Instructions for the task:
Exact repetition is required: output every record in full.

Data listing:
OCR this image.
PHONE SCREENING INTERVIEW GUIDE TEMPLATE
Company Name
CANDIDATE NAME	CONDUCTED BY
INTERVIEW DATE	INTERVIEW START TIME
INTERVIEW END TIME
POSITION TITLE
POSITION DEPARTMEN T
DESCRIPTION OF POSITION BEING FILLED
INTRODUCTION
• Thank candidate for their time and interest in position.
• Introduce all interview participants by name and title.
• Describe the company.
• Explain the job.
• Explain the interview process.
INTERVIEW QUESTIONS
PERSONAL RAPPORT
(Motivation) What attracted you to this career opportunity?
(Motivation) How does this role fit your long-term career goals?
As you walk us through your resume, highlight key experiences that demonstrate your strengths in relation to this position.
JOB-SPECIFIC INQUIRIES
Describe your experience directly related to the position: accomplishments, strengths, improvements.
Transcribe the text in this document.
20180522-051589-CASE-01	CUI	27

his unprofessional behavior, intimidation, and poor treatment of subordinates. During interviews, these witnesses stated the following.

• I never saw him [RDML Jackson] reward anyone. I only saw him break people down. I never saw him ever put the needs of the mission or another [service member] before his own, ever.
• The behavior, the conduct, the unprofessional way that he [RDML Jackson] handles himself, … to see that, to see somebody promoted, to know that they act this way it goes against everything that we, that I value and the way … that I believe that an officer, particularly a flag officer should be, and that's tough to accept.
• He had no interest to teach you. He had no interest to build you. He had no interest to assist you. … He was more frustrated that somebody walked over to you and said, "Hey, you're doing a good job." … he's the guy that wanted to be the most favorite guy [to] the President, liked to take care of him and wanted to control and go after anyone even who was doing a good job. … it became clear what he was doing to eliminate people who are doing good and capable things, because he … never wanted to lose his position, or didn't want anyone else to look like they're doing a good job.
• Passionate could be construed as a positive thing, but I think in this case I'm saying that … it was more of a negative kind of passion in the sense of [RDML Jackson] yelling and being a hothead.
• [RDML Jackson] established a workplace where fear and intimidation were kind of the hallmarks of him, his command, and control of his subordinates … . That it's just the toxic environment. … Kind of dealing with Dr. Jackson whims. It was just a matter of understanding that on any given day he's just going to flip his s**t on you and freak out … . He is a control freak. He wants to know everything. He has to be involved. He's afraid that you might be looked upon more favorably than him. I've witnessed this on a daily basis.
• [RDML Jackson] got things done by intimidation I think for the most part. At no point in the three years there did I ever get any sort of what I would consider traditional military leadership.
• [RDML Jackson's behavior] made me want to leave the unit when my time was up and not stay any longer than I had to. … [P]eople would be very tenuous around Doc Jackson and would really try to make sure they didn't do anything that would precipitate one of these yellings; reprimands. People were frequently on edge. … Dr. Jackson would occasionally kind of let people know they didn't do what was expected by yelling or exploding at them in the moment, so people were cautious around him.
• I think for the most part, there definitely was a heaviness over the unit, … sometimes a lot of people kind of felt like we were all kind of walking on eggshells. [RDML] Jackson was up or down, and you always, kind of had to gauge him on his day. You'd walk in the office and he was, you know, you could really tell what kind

Response to this task:
OCR this image.
PHONE SCREENING INTERVIEW GUIDE TEMPLATE
Company Name
CANDIDATE NAME	CONDUCTED BY
INTERVIEW DATE	INTERVIEW START TIME
INTERVIEW END TIME
POSITION TITLE
POSITION DEPARTMEN T
DESCRIPTION OF POSITION BEING FILLED
INTRODUCTION
• Thank candidate for their time and interest in position.
• Introduce all interview participants by name and title.
• Describe the company.
• Explain the job.
• Explain the interview process.
INTERVIEW QUESTIONS
PERSONAL RAPPORT
(Motivation) What attracted you to this career opportunity?
(Motivation) How does this role fit your long-term career goals?
As you walk us through your resume, highlight key experiences that demonstrate your strengths in relation to this position.
JOB-SPECIFIC INQUIRIES
Describe your experience directly related to the position: accomplishments, strengths, improvements.
Transcribe the text in this document.
20180522-051589-CASE-01	CUI	27

his unprofessional behavior, intimidation, and poor treatment of subordinates. During interviews, these witnesses stated the following.

• I never saw him [RDML Jackson] reward anyone. I only saw him break people down. I never saw him ever put the needs of the mission or another [service member] before his own, ever.
• The behavior, the conduct, the unprofessional way that he [RDML Jackson] handles himself, … to see that, to see somebody promoted, to know that they act this way it goes against everything that we, that I value and the way … that I believe that an officer, particularly a flag officer should be, and that's tough to accept.
• He had no interest to teach you. He had no interest to build you. He had no interest to assist you. … He was more frustrated that somebody walked over to you and said, "Hey, you're doing a good job." … he's the guy that wanted to be the most favorite guy [to] the President, liked to take care of him and wanted to control and go after anyone even who was doing a good job. … it became clear what he was doing to eliminate people who are doing good and capable things, because he … never wanted to lose his position, or didn't want anyone else to look like they're doing a good job.
• Passionate could be construed as a positive thing, but I think in this case I'm saying that … it was more of a negative kind of passion in the sense of [RDML Jackson] yelling and being a hothead.
• [RDML Jackson] established a workplace where fear and intimidation were kind of the hallmarks of him, his command, and control of his subordinates … . That it's just the toxic environment. … Kind of dealing with Dr. Jackson whims. It was just a matter of understanding that on any given day he's just going to flip his s**t on you and freak out … . He is a control freak. He wants to know everything. He has to be involved. He's afraid that you might be looked upon more favorably than him. I've witnessed this on a daily basis.
• [RDML Jackson] got things done by intimidation I think for the most part. At no point in the three years there did I ever get any sort of what I would consider traditional military leadership.
• [RDML Jackson's behavior] made me want to leave the unit when my time was up and not stay any longer than I had to. … [P]eople would be very tenuous around Doc Jackson and would really try to make sure they didn't do anything that would precipitate one of these yellings; reprimands. People were frequently on edge. … Dr. Jackson would occasionally kind of let people know they didn't do what was expected by yelling or exploding at them in the moment, so people were cautious around him.
• I think for the most part, there definitely was a heaviness over the unit, … sometimes a lot of people kind of felt like we were all kind of walking on eggshells. [RDML] Jackson was up or down, and you always, kind of had to gauge him on his day. You'd walk in the office and he was, you know, you could really tell what kind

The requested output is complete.